• [EXERCISE TASK]: Faithfully return all lines, omitting every embedded picture.

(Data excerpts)

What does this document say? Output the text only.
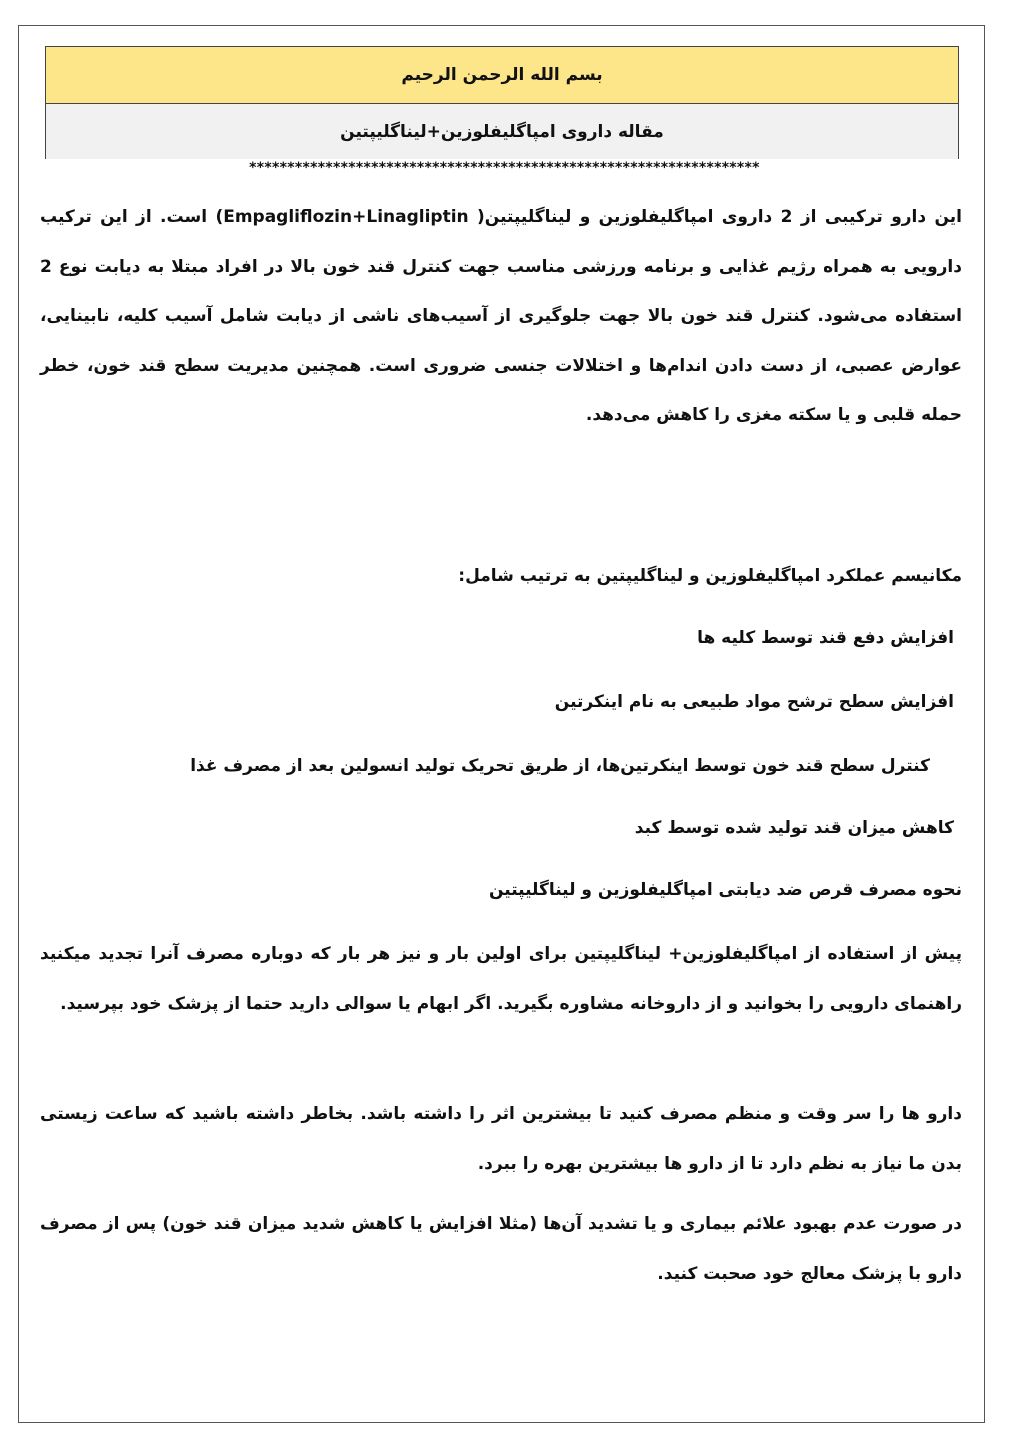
بسم الله الرحمن الرحیم
مقاله داروی امپاگلیفلوزین+لیناگلیپتین
*******************************************************************
این دارو ترکیبی از 2 داروی امپاگلیفلوزین و لیناگلیپتین( Empagliflozin+Linagliptin) است. از این ترکیب دارویی به همراه رژیم غذایی و برنامه ورزشی مناسب جهت کنترل قند خون بالا در افراد مبتلا به دیابت نوع 2 استفاده می‌شود. کنترل قند خون بالا جهت جلوگیری از آسیب‌های ناشی از دیابت شامل آسیب کلیه، نابینایی، عوارض عصبی، از دست دادن اندام‌ها و اختلالات جنسی ضروری است. همچنین مدیریت سطح قند خون، خطر حمله قلبی و یا سکته مغزی را کاهش می‌دهد.
مکانیسم عملکرد امپاگلیفلوزین و لیناگلیپتین به ترتیب شامل:
افزایش دفع قند توسط کلیه ها
افزایش سطح ترشح مواد طبیعی به نام اینکرتین
کنترل سطح قند خون توسط اینکرتین‌ها، از طریق تحریک تولید انسولین بعد از مصرف غذا
کاهش میزان قند تولید شده توسط کبد
نحوه مصرف قرص ضد دیابتی امپاگلیفلوزین و لیناگلیپتین
پیش از استفاده از امپاگلیفلوزین+ لیناگلیپتین برای اولین بار و نیز هر بار که دوباره مصرف آنرا تجدید میکنید راهنمای دارویی را بخوانید و از داروخانه مشاوره بگیرید. اگر ابهام یا سوالی دارید حتما از پزشک خود بپرسید.
دارو ها را سر وقت و منظم مصرف کنید تا بیشترین اثر را داشته باشد. بخاطر داشته باشید که ساعت زیستی بدن ما نیاز به نظم دارد تا از دارو ها بیشترین بهره را ببرد.
در صورت عدم بهبود علائم بیماری و یا تشدید آن‌ها (مثلا افزایش یا کاهش شدید میزان قند خون) پس از مصرف دارو با پزشک معالج خود صحبت کنید.
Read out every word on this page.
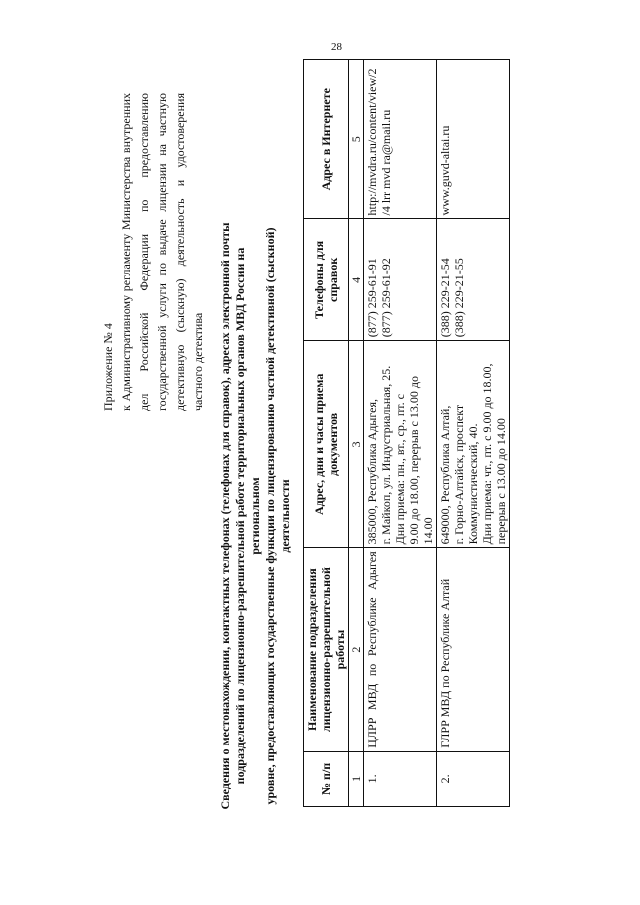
28
Приложение № 4 к Административному регламенту Министерства внутренних дел Российской Федерации по предоставлению государственной услуги по выдаче лицензии на частную детективную (сыскную) деятельность и удостоверения частного детектива Сведения о местонахождении, контактных телефонах (телефонах для справок), адресах электронной почты подразделений по лицензионно-разрешительной работе территориальных органов МВД России на региональном уровне, предоставляющих государственные функции по лицензированию частной детективной (сыскной) деятельности
№ п/п	Наименование подразделения лицензионно-разрешительной работы	Адрес, дни и часы приема документов	Телефоны для справок	Адрес в Интернете
1	2	3	4	5
1.	ЦЛРР МВД по Республике Адыгея	385000, Республика Адыгея, г. Майкоп, ул. Индустриальная, 25. Дни приема: пн., вт., ср., пт. с 9.00 до 18.00, перерыв с 13.00 до 14.00	(877) 259-61-91 (877) 259-61-92	http://mvdra.ru/content/view/2 /4 lrr mvd ra@mail.ru

2.	ГЛРР МВД по Республике Алтай	649000, Республика Алтай, г. Горно-Алтайск, проспект Коммунистический, 40. Дни приема: чт., пт. с 9.00 до 18.00, перерыв с 13.00 до 14.00	(388) 229-21-54 (388) 229-21-55	www.guvd-altai.ru
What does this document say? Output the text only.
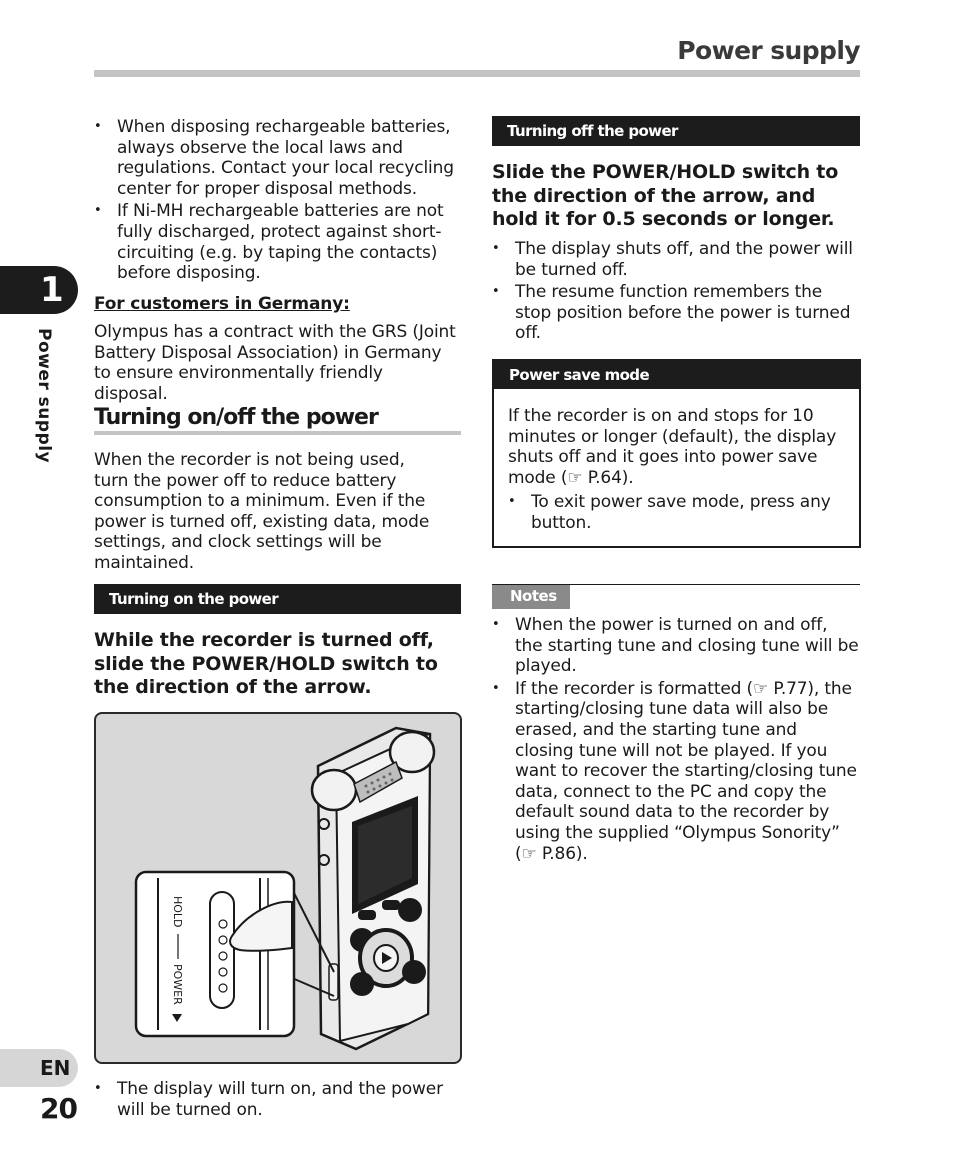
Power supply
1
Power supply
EN
20

• When disposing rechargeable batteries, always observe the local laws and regulations. Contact your local recycling center for proper disposal methods.

• If Ni-MH rechargeable batteries are not fully discharged, protect against short-circuiting (e.g. by taping the contacts) before disposing.

For customers in Germany:
Olympus has a contract with the GRS (Joint Battery Disposal Association) in Germany to ensure environmentally friendly disposal.
Turning on/off the power
When the recorder is not being used, turn the power off to reduce battery consumption to a minimum. Even if the power is turned off, existing data, mode settings, and clock settings will be maintained.
Turning on the power
While the recorder is turned off, slide the POWER/HOLD switch to the direction of the arrow.
HOLD
POWER

• The display will turn on, and the power will be turned on.

Turning off the power
Slide the POWER/HOLD switch to the direction of the arrow, and hold it for 0.5 seconds or longer.

• The display shuts off, and the power will be turned off.

• The resume function remembers the stop position before the power is turned off.

Power save mode

If the recorder is on and stops for 10 minutes or longer (default), the display shuts off and it goes into power save mode (☞ P.64).

• To exit power save mode, press any button.

Notes

• When the power is turned on and off, the starting tune and closing tune will be played.

• If the recorder is formatted (☞ P.77), the starting/closing tune data will also be erased, and the starting tune and closing tune will not be played. If you want to recover the starting/closing tune data, connect to the PC and copy the default sound data to the recorder by using the supplied “Olympus Sonority” (☞ P.86).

• [RESPONSE TO THE TASK]:
What does this document say? Output the text only.
بسم الله الرحمن الرحیم
مقاله داروی امپاگلیفلوزین+لیناگلیپتین
*******************************************************************
این دارو ترکیبی از 2 داروی امپاگلیفلوزین و لیناگلیپتین( Empagliflozin+Linagliptin) است. از این ترکیب دارویی به همراه رژیم غذایی و برنامه ورزشی مناسب جهت کنترل قند خون بالا در افراد مبتلا به دیابت نوع 2 استفاده می‌شود. کنترل قند خون بالا جهت جلوگیری از آسیب‌های ناشی از دیابت شامل آسیب کلیه، نابینایی، عوارض عصبی، از دست دادن اندام‌ها و اختلالات جنسی ضروری است. همچنین مدیریت سطح قند خون، خطر حمله قلبی و یا سکته مغزی را کاهش می‌دهد.
مکانیسم عملکرد امپاگلیفلوزین و لیناگلیپتین به ترتیب شامل:
افزایش دفع قند توسط کلیه ها
افزایش سطح ترشح مواد طبیعی به نام اینکرتین
کنترل سطح قند خون توسط اینکرتین‌ها، از طریق تحریک تولید انسولین بعد از مصرف غذا
کاهش میزان قند تولید شده توسط کبد
نحوه مصرف قرص ضد دیابتی امپاگلیفلوزین و لیناگلیپتین
پیش از استفاده از امپاگلیفلوزین+ لیناگلیپتین برای اولین بار و نیز هر بار که دوباره مصرف آنرا تجدید میکنید راهنمای دارویی را بخوانید و از داروخانه مشاوره بگیرید. اگر ابهام یا سوالی دارید حتما از پزشک خود بپرسید.
دارو ها را سر وقت و منظم مصرف کنید تا بیشترین اثر را داشته باشد. بخاطر داشته باشید که ساعت زیستی بدن ما نیاز به نظم دارد تا از دارو ها بیشترین بهره را ببرد.
در صورت عدم بهبود علائم بیماری و یا تشدید آن‌ها (مثلا افزایش یا کاهش شدید میزان قند خون) پس از مصرف دارو با پزشک معالج خود صحبت کنید.
Read out every word on this page.
28
Приложение № 4 к Административному регламенту Министерства внутренних дел Российской Федерации по предоставлению государственной услуги по выдаче лицензии на частную детективную (сыскную) деятельность и удостоверения частного детектива Сведения о местонахождении, контактных телефонах (телефонах для справок), адресах электронной почты подразделений по лицензионно-разрешительной работе территориальных органов МВД России на региональном уровне, предоставляющих государственные функции по лицензированию частной детективной (сыскной) деятельности
№ п/п	Наименование подразделения лицензионно-разрешительной работы	Адрес, дни и часы приема документов	Телефоны для справок	Адрес в Интернете
1	2	3	4	5
1.	ЦЛРР МВД по Республике Адыгея	385000, Республика Адыгея, г. Майкоп, ул. Индустриальная, 25. Дни приема: пн., вт., ср., пт. с 9.00 до 18.00, перерыв с 13.00 до 14.00	(877) 259-61-91 (877) 259-61-92	http://mvdra.ru/content/view/2 /4 lrr mvd ra@mail.ru

2.	ГЛРР МВД по Республике Алтай	649000, Республика Алтай, г. Горно-Алтайск, проспект Коммунистический, 40. Дни приема: чт., пт. с 9.00 до 18.00, перерыв с 13.00 до 14.00	(388) 229-21-54 (388) 229-21-55	www.guvd-altai.ru
What does this document say? Output the text only.
Power supply
1
Power supply
EN
20

• When disposing rechargeable batteries, always observe the local laws and regulations. Contact your local recycling center for proper disposal methods.

• If Ni-MH rechargeable batteries are not fully discharged, protect against short-circuiting (e.g. by taping the contacts) before disposing.

For customers in Germany:
Olympus has a contract with the GRS (Joint Battery Disposal Association) in Germany to ensure environmentally friendly disposal.
Turning on/off the power
When the recorder is not being used, turn the power off to reduce battery consumption to a minimum. Even if the power is turned off, existing data, mode settings, and clock settings will be maintained.
Turning on the power
While the recorder is turned off, slide the POWER/HOLD switch to the direction of the arrow.
HOLD
POWER

• The display will turn on, and the power will be turned on.

Turning off the power
Slide the POWER/HOLD switch to the direction of the arrow, and hold it for 0.5 seconds or longer.

• The display shuts off, and the power will be turned off.

• The resume function remembers the stop position before the power is turned off.

Power save mode

If the recorder is on and stops for 10 minutes or longer (default), the display shuts off and it goes into power save mode (☞ P.64).

• To exit power save mode, press any button.

Notes

• When the power is turned on and off, the starting tune and closing tune will be played.

• If the recorder is formatted (☞ P.77), the starting/closing tune data will also be erased, and the starting tune and closing tune will not be played. If you want to recover the starting/closing tune data, connect to the PC and copy the default sound data to the recorder by using the supplied “Olympus Sonority” (☞ P.86).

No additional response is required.